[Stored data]

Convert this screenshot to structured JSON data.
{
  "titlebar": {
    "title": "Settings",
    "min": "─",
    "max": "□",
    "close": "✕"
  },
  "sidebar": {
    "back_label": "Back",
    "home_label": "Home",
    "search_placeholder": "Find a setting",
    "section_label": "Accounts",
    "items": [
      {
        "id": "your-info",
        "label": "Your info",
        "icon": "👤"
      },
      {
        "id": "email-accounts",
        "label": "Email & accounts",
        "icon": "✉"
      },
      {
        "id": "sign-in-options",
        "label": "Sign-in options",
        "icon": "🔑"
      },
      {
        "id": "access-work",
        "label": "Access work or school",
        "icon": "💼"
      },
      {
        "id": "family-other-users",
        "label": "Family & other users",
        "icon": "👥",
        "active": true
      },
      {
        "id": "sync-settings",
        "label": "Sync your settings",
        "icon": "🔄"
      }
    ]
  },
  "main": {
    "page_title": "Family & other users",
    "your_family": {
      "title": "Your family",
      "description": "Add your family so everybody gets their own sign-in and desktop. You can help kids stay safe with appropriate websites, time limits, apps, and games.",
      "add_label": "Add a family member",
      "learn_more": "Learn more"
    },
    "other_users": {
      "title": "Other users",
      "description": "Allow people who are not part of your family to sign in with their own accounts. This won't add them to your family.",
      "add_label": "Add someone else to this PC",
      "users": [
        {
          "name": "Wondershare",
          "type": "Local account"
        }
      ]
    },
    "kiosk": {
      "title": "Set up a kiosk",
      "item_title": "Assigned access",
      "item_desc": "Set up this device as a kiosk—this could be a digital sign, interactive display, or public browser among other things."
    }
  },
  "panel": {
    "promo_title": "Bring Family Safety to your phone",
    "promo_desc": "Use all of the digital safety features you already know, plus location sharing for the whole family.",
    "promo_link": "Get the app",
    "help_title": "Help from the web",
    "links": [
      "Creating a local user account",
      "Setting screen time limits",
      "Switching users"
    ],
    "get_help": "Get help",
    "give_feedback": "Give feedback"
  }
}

■ THE EXERCISE:
Gather each line of the listing containing the word "limits" and show it.

■ OUTPUT OF THE TASK:
      "description": "Add your family so everybody gets their own sign-in and desktop. You can help kids stay safe with appropriate websites, time limits, apps, and games.",
      "Setting screen time limits",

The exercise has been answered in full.